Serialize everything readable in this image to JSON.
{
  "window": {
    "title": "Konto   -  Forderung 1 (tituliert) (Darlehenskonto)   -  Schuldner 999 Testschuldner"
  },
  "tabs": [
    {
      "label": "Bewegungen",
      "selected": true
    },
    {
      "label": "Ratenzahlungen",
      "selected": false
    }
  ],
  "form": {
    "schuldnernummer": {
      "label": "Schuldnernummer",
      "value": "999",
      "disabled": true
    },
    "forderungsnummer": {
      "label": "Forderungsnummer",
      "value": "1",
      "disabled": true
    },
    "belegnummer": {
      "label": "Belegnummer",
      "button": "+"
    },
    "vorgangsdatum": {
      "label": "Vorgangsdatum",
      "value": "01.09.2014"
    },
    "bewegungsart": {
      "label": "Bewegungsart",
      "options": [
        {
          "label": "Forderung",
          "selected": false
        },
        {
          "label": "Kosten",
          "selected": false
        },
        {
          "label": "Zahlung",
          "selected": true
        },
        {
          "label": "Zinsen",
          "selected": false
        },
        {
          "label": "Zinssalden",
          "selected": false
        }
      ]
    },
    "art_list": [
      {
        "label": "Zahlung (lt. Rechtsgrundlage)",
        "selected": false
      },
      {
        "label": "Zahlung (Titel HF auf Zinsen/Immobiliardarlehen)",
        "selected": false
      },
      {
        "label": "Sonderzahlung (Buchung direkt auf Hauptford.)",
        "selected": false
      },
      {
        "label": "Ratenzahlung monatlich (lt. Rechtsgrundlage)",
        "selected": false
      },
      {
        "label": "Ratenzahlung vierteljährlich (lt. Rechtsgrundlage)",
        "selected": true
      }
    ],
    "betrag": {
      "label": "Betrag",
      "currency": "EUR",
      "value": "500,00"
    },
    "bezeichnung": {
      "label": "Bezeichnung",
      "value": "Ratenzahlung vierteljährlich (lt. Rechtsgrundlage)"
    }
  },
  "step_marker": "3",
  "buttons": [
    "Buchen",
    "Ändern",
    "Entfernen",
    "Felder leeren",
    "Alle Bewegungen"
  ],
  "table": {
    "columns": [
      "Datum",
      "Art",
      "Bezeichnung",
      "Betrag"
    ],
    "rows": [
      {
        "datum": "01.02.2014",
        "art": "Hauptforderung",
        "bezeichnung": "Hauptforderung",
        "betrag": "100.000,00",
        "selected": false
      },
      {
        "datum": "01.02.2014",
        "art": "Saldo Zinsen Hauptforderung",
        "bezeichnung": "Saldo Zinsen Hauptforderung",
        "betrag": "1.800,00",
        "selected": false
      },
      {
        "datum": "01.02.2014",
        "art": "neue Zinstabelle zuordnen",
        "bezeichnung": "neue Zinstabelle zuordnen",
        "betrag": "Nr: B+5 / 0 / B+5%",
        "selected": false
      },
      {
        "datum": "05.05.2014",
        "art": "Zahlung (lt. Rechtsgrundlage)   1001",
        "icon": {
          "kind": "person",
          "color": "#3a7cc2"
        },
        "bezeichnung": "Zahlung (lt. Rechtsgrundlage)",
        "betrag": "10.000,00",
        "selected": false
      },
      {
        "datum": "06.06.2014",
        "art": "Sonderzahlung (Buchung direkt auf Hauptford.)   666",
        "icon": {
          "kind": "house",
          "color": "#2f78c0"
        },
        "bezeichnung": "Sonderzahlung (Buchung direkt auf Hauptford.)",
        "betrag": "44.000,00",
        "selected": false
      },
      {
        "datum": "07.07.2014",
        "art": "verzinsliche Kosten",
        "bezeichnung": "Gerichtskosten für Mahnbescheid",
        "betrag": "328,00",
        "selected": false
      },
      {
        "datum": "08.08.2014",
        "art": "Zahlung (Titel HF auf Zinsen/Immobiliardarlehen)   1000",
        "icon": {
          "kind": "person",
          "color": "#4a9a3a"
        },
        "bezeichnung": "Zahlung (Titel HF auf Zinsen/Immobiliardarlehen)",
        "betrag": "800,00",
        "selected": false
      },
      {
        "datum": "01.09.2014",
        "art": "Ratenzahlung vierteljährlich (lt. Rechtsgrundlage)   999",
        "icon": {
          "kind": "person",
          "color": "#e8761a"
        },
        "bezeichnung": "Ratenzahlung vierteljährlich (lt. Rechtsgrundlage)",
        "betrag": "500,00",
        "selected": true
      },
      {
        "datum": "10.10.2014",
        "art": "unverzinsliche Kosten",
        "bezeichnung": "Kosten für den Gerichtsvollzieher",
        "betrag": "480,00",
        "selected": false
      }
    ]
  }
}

---

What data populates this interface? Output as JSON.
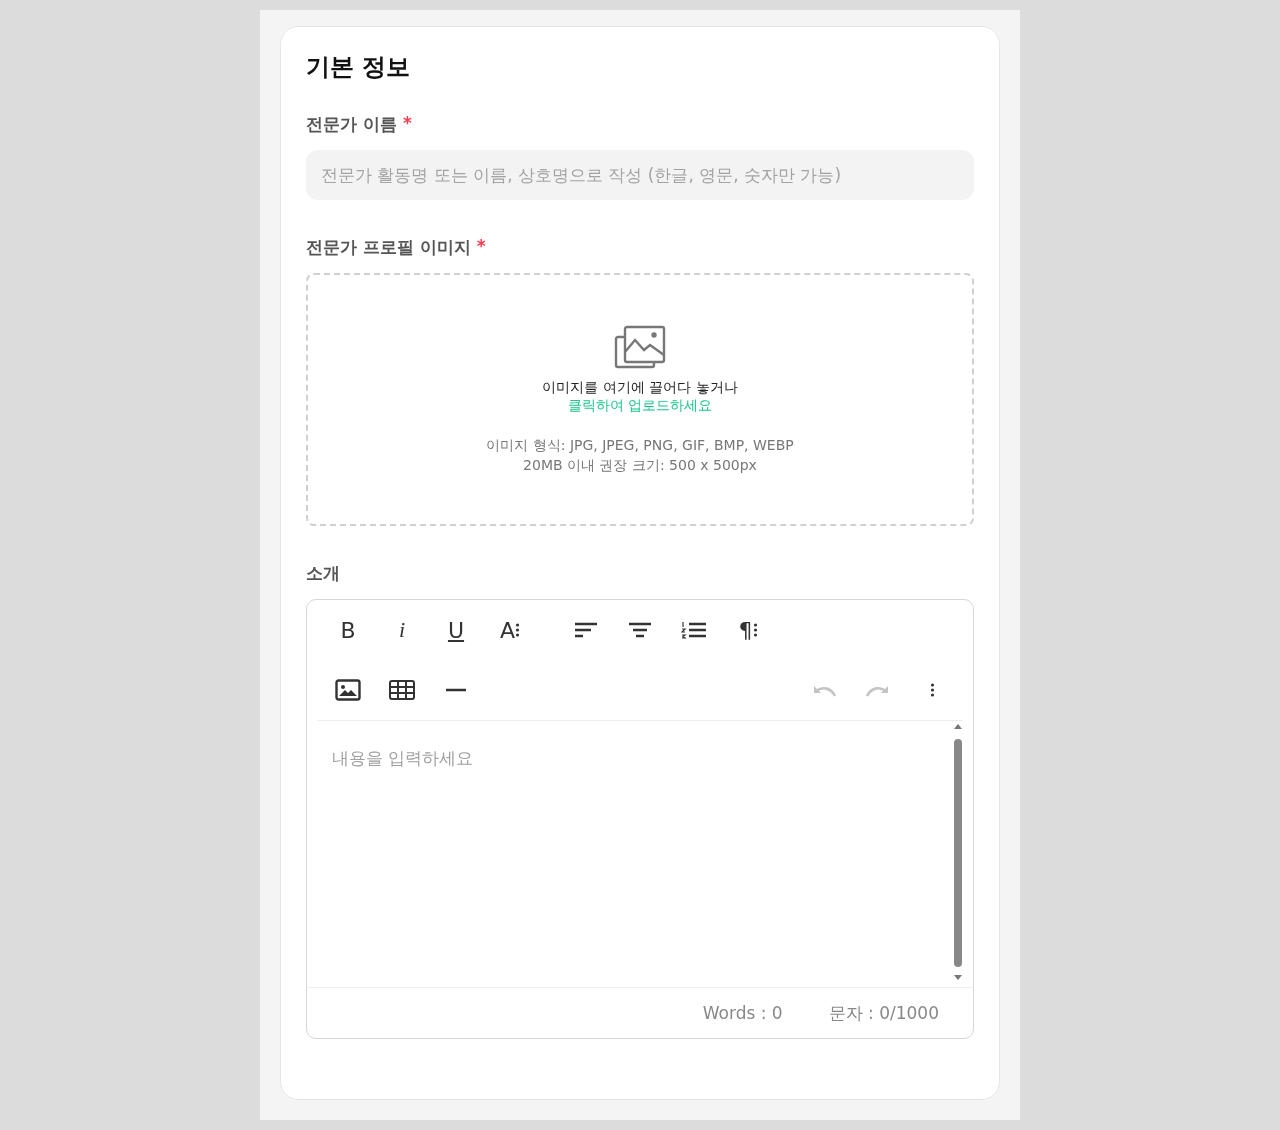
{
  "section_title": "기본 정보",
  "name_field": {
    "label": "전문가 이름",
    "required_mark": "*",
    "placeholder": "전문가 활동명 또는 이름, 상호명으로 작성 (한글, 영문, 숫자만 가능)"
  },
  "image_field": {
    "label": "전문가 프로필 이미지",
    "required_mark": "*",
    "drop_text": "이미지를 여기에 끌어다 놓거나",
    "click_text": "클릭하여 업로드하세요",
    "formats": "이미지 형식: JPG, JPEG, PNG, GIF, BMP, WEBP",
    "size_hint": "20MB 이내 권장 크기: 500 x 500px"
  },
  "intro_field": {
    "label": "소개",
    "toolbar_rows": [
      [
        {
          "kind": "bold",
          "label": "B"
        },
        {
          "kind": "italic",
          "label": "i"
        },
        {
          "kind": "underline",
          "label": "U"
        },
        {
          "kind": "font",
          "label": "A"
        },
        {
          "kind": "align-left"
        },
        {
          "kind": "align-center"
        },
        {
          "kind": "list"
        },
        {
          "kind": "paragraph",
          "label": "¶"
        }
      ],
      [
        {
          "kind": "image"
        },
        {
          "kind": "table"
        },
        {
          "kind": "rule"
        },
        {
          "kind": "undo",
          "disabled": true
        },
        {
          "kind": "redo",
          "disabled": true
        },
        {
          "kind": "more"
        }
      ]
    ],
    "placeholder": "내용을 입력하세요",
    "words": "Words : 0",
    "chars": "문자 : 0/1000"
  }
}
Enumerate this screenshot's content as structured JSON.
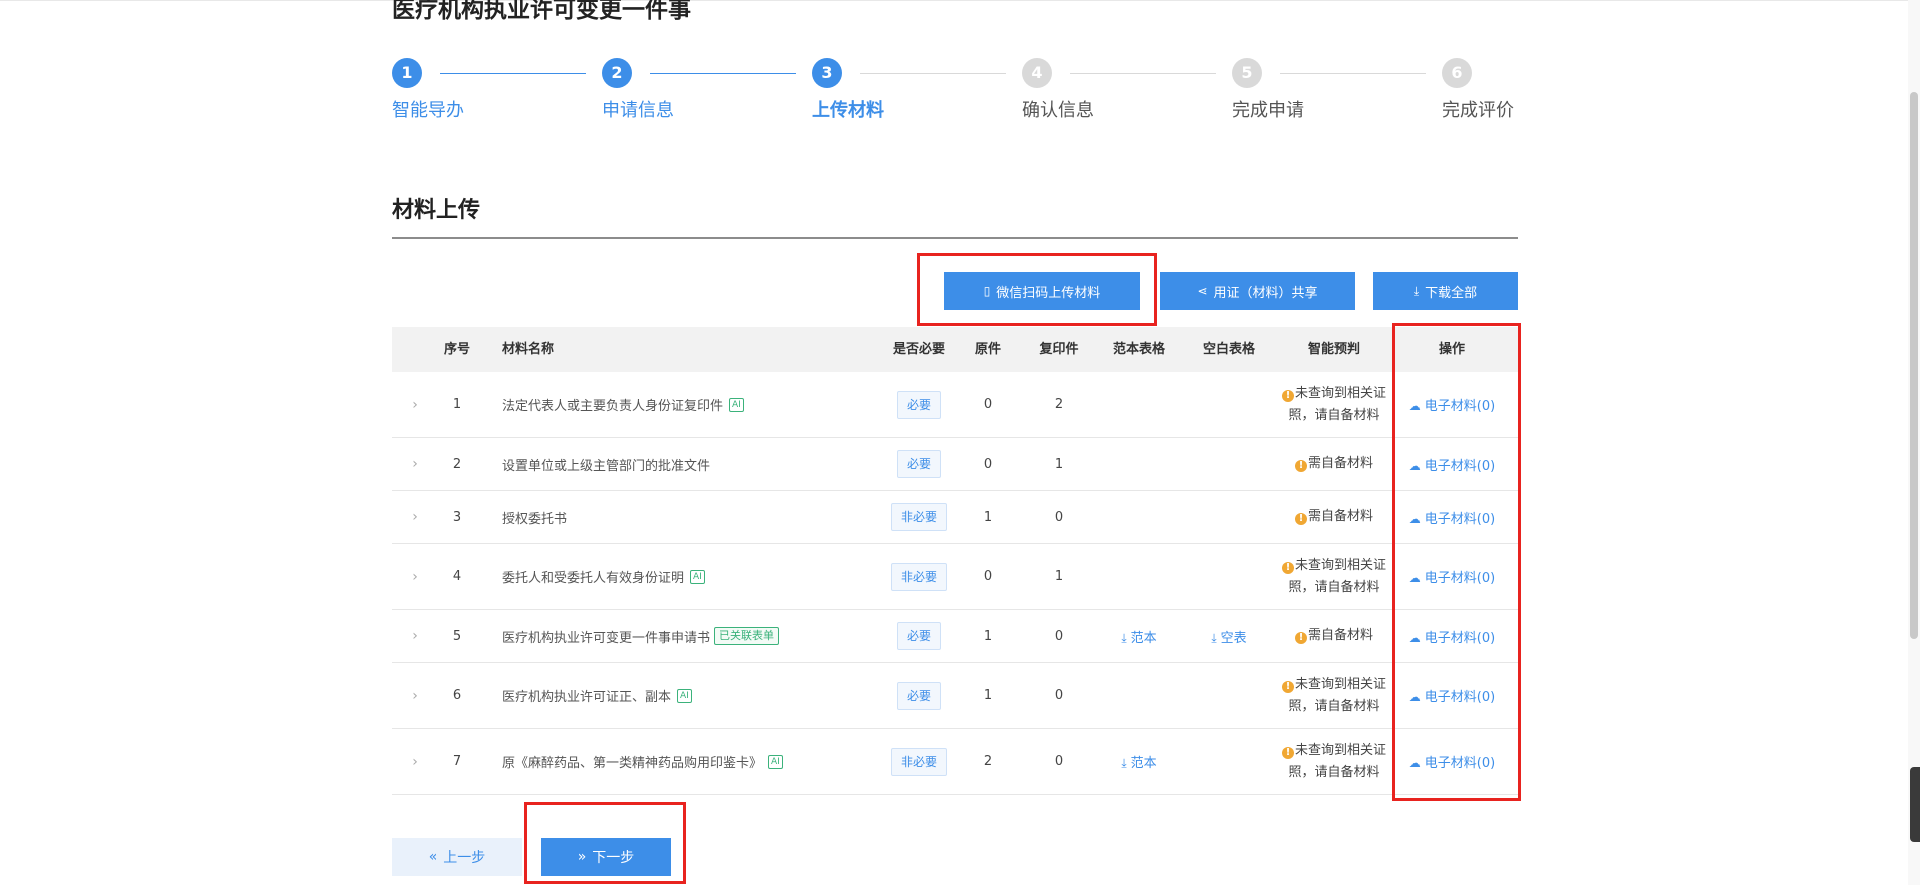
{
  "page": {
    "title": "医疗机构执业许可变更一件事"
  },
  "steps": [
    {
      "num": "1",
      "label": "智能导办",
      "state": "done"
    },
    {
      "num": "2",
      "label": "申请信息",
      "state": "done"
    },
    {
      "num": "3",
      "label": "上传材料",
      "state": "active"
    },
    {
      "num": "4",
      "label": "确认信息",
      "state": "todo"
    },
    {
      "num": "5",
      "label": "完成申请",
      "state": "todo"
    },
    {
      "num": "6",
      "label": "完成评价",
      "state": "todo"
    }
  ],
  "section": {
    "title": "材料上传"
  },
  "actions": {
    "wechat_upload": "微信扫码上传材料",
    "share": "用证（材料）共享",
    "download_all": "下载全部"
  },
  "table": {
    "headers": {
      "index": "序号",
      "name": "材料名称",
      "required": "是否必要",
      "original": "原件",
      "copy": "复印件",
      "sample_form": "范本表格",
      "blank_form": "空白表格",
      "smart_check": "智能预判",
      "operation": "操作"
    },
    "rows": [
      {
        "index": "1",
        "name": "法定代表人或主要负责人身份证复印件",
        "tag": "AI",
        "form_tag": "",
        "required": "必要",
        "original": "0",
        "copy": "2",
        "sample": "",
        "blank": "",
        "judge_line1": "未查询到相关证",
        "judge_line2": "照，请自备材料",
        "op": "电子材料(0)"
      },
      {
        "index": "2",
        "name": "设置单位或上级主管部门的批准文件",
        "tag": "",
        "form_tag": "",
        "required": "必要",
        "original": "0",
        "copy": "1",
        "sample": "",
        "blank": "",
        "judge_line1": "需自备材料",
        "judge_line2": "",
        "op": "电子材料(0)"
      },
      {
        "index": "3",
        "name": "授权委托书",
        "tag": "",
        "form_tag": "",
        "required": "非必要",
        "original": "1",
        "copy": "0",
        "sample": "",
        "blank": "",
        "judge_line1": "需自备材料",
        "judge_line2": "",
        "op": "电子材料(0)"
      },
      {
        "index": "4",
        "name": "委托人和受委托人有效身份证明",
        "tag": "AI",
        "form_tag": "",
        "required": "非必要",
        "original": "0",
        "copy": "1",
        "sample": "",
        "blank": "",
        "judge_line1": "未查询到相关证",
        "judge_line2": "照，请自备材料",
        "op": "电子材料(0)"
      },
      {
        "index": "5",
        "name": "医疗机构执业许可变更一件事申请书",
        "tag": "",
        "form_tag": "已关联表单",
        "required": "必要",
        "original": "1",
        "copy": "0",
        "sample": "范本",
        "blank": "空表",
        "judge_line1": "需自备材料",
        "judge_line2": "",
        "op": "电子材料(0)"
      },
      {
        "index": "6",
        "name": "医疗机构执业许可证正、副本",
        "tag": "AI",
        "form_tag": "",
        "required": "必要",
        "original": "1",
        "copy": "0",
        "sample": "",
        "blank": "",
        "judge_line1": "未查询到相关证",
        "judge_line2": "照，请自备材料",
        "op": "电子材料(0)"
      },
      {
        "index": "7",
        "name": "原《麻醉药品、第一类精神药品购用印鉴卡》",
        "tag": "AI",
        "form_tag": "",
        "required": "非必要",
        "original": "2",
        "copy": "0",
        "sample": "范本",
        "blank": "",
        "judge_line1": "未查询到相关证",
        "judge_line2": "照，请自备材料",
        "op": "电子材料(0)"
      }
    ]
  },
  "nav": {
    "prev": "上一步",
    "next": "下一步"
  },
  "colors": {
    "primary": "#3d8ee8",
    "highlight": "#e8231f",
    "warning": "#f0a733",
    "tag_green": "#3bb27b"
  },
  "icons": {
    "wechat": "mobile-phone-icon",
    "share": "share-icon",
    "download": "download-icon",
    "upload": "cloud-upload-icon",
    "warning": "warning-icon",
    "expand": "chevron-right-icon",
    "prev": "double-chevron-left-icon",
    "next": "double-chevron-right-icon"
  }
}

==

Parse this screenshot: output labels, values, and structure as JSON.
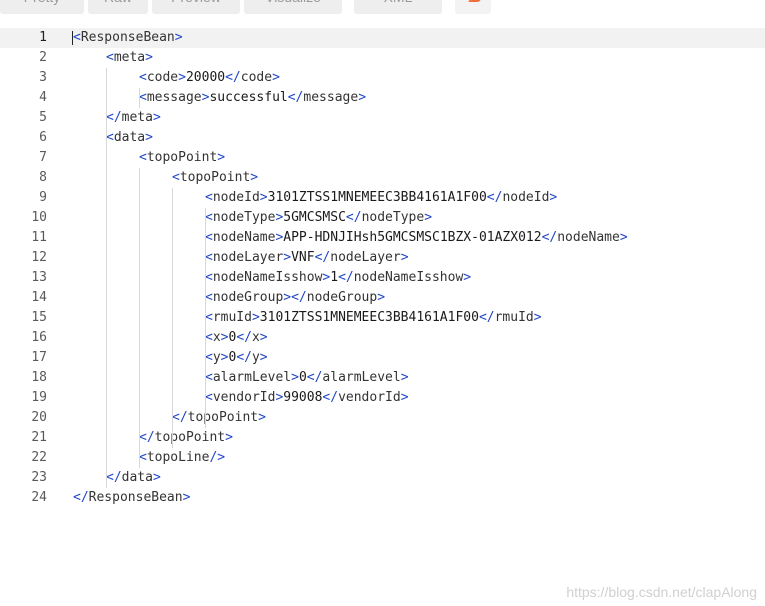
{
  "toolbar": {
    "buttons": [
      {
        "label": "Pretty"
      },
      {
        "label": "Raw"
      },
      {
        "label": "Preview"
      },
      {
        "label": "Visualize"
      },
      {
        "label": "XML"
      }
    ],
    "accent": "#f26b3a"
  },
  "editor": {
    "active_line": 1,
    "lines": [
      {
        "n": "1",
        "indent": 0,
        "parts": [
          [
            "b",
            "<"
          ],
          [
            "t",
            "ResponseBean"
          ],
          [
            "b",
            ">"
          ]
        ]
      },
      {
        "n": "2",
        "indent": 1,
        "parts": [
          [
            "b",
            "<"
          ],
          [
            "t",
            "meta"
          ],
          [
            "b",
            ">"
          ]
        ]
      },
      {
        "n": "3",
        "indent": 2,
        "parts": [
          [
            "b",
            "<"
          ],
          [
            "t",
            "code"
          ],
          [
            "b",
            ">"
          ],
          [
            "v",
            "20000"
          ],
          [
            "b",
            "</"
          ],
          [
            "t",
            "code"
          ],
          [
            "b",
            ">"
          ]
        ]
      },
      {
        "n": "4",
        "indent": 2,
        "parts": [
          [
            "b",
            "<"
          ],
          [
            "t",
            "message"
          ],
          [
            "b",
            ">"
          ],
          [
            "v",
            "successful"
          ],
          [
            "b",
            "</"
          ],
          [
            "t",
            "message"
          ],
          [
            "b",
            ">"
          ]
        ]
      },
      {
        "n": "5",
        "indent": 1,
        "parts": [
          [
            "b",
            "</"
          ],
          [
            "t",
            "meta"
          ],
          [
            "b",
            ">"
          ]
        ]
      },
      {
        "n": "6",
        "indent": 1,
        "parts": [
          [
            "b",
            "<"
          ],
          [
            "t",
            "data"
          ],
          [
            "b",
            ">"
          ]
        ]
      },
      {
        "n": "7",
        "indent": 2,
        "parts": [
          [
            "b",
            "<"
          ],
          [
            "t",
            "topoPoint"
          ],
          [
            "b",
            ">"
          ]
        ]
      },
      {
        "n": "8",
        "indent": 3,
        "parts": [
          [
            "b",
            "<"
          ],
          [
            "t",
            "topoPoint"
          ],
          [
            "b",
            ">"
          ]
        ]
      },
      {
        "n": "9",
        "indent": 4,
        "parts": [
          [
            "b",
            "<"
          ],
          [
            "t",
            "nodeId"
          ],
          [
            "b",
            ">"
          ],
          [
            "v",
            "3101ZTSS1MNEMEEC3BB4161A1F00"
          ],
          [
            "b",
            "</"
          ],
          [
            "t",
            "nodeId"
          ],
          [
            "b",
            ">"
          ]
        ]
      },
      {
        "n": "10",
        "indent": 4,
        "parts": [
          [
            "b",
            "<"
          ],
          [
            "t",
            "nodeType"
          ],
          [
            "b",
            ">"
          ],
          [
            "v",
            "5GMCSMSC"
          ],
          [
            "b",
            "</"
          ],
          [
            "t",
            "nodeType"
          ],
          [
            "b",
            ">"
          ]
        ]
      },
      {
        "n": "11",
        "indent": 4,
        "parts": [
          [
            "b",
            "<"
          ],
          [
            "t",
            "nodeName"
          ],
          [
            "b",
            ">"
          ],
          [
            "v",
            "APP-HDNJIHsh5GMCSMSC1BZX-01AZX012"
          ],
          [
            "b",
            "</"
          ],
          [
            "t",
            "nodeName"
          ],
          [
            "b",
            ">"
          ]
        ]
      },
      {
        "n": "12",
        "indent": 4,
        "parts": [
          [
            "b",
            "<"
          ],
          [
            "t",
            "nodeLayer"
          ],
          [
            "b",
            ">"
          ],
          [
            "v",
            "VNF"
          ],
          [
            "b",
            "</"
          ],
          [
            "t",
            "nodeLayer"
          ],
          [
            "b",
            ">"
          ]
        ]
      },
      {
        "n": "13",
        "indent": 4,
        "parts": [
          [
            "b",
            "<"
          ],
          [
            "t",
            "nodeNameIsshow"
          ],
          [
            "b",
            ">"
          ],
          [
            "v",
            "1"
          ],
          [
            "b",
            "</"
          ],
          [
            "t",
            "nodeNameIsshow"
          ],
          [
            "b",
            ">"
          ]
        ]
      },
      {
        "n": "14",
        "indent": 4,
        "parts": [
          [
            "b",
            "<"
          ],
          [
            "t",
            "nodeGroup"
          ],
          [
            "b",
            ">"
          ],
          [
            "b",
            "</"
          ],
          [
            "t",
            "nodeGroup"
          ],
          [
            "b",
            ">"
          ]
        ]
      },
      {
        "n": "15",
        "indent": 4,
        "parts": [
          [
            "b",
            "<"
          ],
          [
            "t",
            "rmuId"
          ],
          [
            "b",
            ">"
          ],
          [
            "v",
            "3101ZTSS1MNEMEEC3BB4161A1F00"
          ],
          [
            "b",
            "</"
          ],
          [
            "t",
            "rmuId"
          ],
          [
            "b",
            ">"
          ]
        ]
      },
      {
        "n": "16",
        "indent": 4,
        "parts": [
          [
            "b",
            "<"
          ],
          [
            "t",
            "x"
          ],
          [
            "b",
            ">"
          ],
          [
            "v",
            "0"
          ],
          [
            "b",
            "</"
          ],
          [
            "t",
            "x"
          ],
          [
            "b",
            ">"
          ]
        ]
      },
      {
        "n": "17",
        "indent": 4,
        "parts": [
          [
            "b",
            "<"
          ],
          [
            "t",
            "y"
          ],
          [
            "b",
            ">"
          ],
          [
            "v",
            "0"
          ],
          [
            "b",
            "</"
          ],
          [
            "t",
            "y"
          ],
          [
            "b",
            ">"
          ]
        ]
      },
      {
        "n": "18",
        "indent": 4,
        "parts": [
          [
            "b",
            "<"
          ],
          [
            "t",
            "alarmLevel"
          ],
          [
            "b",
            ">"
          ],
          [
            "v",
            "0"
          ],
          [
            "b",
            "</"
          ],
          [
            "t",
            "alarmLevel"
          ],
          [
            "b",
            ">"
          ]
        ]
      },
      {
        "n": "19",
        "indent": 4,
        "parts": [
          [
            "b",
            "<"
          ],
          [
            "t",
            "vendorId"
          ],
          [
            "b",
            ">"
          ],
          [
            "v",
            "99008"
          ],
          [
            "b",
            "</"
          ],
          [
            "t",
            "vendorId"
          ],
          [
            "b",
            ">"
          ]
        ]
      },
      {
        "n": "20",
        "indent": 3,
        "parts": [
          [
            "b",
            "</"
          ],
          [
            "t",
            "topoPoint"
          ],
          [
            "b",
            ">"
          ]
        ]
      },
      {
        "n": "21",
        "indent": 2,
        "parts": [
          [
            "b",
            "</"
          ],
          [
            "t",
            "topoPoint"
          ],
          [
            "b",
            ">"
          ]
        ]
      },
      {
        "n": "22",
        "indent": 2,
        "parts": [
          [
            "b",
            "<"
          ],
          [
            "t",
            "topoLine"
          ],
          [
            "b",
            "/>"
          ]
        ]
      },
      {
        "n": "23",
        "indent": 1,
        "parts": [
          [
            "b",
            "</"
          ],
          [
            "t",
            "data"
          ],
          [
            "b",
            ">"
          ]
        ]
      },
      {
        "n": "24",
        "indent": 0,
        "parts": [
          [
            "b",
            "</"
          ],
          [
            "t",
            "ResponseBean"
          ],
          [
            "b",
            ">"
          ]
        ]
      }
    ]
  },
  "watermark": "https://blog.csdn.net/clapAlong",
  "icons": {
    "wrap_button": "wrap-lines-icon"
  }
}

**To be done:** Copy every line from the records above that contains the word "index".

**Full response:**
      "index": "序号",
        "index": "1",
        "index": "2",
        "index": "3",
        "index": "4",
        "index": "5",
        "index": "6",
        "index": "7",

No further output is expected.